>> START Records for the exercise

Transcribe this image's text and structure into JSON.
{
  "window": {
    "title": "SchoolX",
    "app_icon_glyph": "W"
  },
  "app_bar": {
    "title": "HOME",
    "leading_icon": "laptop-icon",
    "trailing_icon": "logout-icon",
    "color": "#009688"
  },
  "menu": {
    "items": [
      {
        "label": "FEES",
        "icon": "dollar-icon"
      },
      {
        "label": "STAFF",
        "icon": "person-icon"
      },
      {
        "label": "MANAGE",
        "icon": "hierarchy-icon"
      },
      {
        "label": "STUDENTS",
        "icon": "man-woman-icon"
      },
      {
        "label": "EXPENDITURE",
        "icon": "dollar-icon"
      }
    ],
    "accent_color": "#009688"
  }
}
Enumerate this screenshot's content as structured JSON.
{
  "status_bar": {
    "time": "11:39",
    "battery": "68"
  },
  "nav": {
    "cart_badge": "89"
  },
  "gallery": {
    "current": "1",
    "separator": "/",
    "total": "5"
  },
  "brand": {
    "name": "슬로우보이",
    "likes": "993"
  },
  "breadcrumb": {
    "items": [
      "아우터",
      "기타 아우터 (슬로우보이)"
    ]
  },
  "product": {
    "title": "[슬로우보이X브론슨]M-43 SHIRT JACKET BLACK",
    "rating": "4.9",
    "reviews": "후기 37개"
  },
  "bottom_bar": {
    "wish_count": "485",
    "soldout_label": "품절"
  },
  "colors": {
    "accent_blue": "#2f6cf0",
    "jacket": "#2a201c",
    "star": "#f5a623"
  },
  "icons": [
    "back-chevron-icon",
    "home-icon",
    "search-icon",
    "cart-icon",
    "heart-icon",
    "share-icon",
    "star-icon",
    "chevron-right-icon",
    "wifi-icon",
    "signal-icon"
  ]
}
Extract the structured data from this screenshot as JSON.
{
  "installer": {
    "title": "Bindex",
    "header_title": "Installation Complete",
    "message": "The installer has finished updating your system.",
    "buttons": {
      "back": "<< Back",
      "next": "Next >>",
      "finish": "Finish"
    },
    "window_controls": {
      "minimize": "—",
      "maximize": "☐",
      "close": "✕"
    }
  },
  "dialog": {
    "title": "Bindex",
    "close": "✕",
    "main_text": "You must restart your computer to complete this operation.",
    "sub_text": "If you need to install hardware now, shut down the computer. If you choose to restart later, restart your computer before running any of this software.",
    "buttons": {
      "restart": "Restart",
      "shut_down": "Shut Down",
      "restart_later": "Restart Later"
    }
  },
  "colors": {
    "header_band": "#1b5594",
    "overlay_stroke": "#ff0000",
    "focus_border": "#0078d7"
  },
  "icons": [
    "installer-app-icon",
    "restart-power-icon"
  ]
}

>> END Records for the exercise

→ Exercise details
Report the number of lines in the listing where the string "computer" appears, and nothing besides.

→ The result
2